# Given data start
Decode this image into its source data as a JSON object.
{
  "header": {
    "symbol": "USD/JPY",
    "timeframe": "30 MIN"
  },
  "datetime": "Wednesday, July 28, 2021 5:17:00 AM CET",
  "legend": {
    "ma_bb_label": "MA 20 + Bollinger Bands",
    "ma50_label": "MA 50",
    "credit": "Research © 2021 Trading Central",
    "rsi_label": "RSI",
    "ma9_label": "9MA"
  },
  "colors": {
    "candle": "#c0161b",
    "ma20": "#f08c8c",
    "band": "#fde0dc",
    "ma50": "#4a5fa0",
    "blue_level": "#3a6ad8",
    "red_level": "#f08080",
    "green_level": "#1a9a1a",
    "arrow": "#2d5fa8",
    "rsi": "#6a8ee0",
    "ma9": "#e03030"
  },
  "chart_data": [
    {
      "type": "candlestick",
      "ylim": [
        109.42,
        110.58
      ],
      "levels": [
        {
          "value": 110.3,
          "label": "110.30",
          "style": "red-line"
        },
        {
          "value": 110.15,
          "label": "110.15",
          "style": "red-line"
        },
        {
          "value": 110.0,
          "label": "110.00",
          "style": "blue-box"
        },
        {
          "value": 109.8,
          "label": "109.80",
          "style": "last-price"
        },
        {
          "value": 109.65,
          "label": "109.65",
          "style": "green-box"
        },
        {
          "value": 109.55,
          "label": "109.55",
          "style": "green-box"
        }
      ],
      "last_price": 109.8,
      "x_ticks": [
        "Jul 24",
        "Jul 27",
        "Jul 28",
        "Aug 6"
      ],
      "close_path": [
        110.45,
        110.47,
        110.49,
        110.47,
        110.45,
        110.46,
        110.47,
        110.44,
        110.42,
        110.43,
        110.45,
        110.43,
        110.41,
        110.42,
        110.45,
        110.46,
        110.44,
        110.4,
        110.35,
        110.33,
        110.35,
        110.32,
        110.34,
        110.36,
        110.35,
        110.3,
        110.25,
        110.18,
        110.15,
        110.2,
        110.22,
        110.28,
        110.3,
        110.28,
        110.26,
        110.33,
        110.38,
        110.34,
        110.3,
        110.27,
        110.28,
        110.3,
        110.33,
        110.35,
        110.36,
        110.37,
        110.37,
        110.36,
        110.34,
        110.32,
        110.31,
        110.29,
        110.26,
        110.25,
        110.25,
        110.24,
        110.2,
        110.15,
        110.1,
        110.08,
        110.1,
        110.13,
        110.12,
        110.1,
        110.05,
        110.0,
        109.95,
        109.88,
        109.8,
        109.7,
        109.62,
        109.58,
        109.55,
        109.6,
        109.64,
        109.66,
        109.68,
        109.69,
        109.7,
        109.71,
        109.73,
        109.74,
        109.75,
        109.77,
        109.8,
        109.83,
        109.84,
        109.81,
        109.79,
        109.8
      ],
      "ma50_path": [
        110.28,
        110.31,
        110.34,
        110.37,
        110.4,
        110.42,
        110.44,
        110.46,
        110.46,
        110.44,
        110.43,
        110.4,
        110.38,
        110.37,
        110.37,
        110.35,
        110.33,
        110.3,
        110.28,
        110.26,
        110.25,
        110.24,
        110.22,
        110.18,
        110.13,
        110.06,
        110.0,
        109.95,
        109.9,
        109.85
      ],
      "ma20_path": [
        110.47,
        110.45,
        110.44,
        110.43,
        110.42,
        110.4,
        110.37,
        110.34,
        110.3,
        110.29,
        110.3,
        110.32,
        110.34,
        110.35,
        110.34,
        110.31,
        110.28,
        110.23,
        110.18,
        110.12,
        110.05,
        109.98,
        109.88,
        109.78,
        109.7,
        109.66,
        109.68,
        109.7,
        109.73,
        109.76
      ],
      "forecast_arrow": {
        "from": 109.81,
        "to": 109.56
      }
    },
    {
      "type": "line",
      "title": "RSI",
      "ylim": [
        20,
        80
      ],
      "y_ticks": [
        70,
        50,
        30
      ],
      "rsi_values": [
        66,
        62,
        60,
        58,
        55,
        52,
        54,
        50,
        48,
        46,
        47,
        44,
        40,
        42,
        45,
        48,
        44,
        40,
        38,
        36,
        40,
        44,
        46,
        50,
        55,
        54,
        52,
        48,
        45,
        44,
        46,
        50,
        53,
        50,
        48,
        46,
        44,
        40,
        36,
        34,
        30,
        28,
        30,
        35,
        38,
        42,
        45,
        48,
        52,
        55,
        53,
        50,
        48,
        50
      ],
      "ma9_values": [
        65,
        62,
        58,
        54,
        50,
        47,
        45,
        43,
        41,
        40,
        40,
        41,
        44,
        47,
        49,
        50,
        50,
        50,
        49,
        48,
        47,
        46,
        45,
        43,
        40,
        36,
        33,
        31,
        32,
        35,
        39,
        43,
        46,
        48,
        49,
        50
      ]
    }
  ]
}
# Given data end
■ Set task
Extract all the material, leaving every line as it is.

■ Exercise response
Decode this image into its source data as a JSON object.
{
  "header": {
    "symbol": "USD/JPY",
    "timeframe": "30 MIN"
  },
  "datetime": "Wednesday, July 28, 2021 5:17:00 AM CET",
  "legend": {
    "ma_bb_label": "MA 20 + Bollinger Bands",
    "ma50_label": "MA 50",
    "credit": "Research © 2021 Trading Central",
    "rsi_label": "RSI",
    "ma9_label": "9MA"
  },
  "colors": {
    "candle": "#c0161b",
    "ma20": "#f08c8c",
    "band": "#fde0dc",
    "ma50": "#4a5fa0",
    "blue_level": "#3a6ad8",
    "red_level": "#f08080",
    "green_level": "#1a9a1a",
    "arrow": "#2d5fa8",
    "rsi": "#6a8ee0",
    "ma9": "#e03030"
  },
  "chart_data": [
    {
      "type": "candlestick",
      "ylim": [
        109.42,
        110.58
      ],
      "levels": [
        {
          "value": 110.3,
          "label": "110.30",
          "style": "red-line"
        },
        {
          "value": 110.15,
          "label": "110.15",
          "style": "red-line"
        },
        {
          "value": 110.0,
          "label": "110.00",
          "style": "blue-box"
        },
        {
          "value": 109.8,
          "label": "109.80",
          "style": "last-price"
        },
        {
          "value": 109.65,
          "label": "109.65",
          "style": "green-box"
        },
        {
          "value": 109.55,
          "label": "109.55",
          "style": "green-box"
        }
      ],
      "last_price": 109.8,
      "x_ticks": [
        "Jul 24",
        "Jul 27",
        "Jul 28",
        "Aug 6"
      ],
      "close_path": [
        110.45,
        110.47,
        110.49,
        110.47,
        110.45,
        110.46,
        110.47,
        110.44,
        110.42,
        110.43,
        110.45,
        110.43,
        110.41,
        110.42,
        110.45,
        110.46,
        110.44,
        110.4,
        110.35,
        110.33,
        110.35,
        110.32,
        110.34,
        110.36,
        110.35,
        110.3,
        110.25,
        110.18,
        110.15,
        110.2,
        110.22,
        110.28,
        110.3,
        110.28,
        110.26,
        110.33,
        110.38,
        110.34,
        110.3,
        110.27,
        110.28,
        110.3,
        110.33,
        110.35,
        110.36,
        110.37,
        110.37,
        110.36,
        110.34,
        110.32,
        110.31,
        110.29,
        110.26,
        110.25,
        110.25,
        110.24,
        110.2,
        110.15,
        110.1,
        110.08,
        110.1,
        110.13,
        110.12,
        110.1,
        110.05,
        110.0,
        109.95,
        109.88,
        109.8,
        109.7,
        109.62,
        109.58,
        109.55,
        109.6,
        109.64,
        109.66,
        109.68,
        109.69,
        109.7,
        109.71,
        109.73,
        109.74,
        109.75,
        109.77,
        109.8,
        109.83,
        109.84,
        109.81,
        109.79,
        109.8
      ],
      "ma50_path": [
        110.28,
        110.31,
        110.34,
        110.37,
        110.4,
        110.42,
        110.44,
        110.46,
        110.46,
        110.44,
        110.43,
        110.4,
        110.38,
        110.37,
        110.37,
        110.35,
        110.33,
        110.3,
        110.28,
        110.26,
        110.25,
        110.24,
        110.22,
        110.18,
        110.13,
        110.06,
        110.0,
        109.95,
        109.9,
        109.85
      ],
      "ma20_path": [
        110.47,
        110.45,
        110.44,
        110.43,
        110.42,
        110.4,
        110.37,
        110.34,
        110.3,
        110.29,
        110.3,
        110.32,
        110.34,
        110.35,
        110.34,
        110.31,
        110.28,
        110.23,
        110.18,
        110.12,
        110.05,
        109.98,
        109.88,
        109.78,
        109.7,
        109.66,
        109.68,
        109.7,
        109.73,
        109.76
      ],
      "forecast_arrow": {
        "from": 109.81,
        "to": 109.56
      }
    },
    {
      "type": "line",
      "title": "RSI",
      "ylim": [
        20,
        80
      ],
      "y_ticks": [
        70,
        50,
        30
      ],
      "rsi_values": [
        66,
        62,
        60,
        58,
        55,
        52,
        54,
        50,
        48,
        46,
        47,
        44,
        40,
        42,
        45,
        48,
        44,
        40,
        38,
        36,
        40,
        44,
        46,
        50,
        55,
        54,
        52,
        48,
        45,
        44,
        46,
        50,
        53,
        50,
        48,
        46,
        44,
        40,
        36,
        34,
        30,
        28,
        30,
        35,
        38,
        42,
        45,
        48,
        52,
        55,
        53,
        50,
        48,
        50
      ],
      "ma9_values": [
        65,
        62,
        58,
        54,
        50,
        47,
        45,
        43,
        41,
        40,
        40,
        41,
        44,
        47,
        49,
        50,
        50,
        50,
        49,
        48,
        47,
        46,
        45,
        43,
        40,
        36,
        33,
        31,
        32,
        35,
        39,
        43,
        46,
        48,
        49,
        50
      ]
    }
  ]
}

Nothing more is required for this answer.